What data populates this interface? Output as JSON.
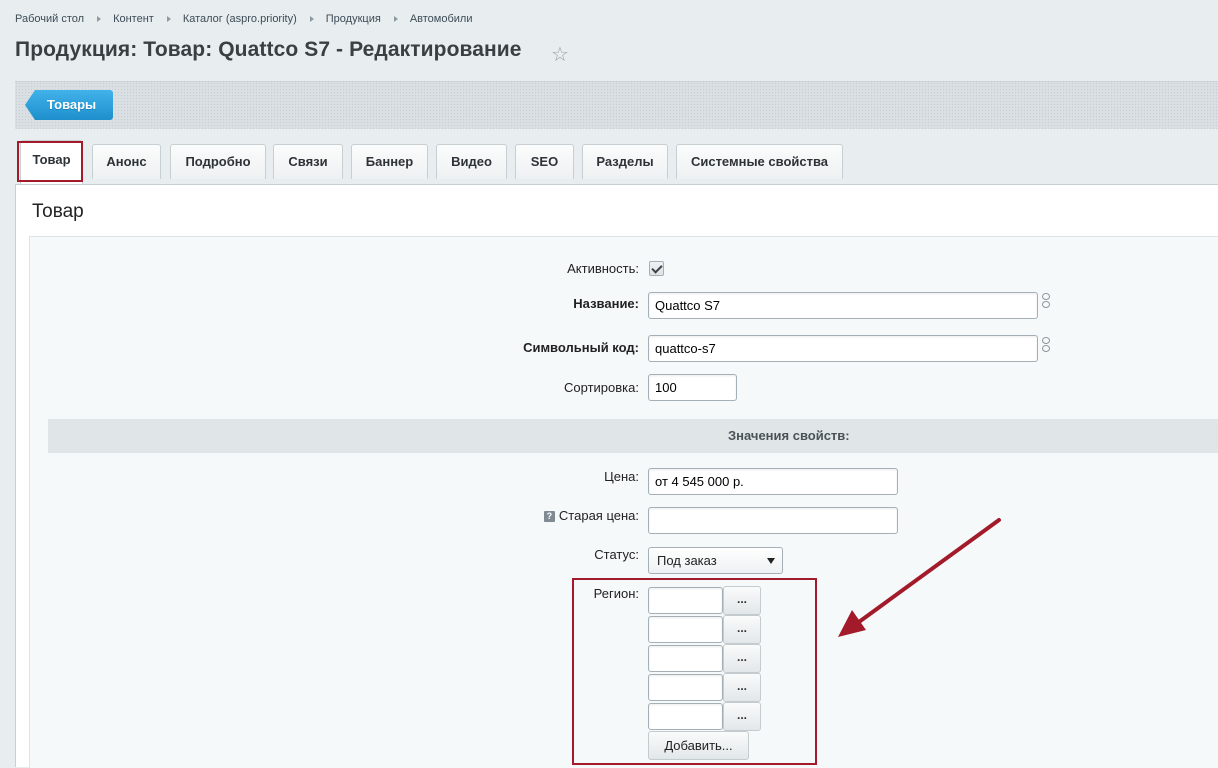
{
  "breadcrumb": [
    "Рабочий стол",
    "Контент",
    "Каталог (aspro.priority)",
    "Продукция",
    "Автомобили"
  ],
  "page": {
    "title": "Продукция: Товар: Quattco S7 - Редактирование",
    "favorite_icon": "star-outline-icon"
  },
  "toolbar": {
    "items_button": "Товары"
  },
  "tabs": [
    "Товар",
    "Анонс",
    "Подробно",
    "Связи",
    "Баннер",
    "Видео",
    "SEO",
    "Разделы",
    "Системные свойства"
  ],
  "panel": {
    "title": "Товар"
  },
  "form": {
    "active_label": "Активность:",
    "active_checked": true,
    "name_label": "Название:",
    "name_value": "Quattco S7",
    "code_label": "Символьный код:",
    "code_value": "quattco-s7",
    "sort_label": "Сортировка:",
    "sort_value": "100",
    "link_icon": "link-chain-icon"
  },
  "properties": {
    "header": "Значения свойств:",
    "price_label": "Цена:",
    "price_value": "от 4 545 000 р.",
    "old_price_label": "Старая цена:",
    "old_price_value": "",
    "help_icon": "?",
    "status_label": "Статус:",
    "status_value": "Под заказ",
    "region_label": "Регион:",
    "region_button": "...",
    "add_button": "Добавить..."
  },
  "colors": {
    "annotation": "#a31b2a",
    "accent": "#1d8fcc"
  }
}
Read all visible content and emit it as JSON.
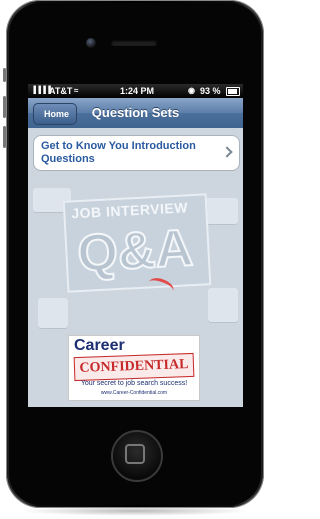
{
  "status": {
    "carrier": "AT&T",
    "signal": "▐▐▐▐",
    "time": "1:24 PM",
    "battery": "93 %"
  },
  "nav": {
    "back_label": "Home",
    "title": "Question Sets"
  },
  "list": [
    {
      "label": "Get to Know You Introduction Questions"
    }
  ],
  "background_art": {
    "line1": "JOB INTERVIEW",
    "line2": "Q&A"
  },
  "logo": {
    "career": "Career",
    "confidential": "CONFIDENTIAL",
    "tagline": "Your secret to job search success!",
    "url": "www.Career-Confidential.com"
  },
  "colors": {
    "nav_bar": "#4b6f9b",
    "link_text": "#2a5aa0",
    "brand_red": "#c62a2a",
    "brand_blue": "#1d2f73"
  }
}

+ + + + +

#### Exercise
Return every line in the listing that contains the word "title".

#### Written solution
    "title": "Продукция: Товар: Quattco S7 - Редактирование",
    "title": "Товар"
    "title": "Question Sets"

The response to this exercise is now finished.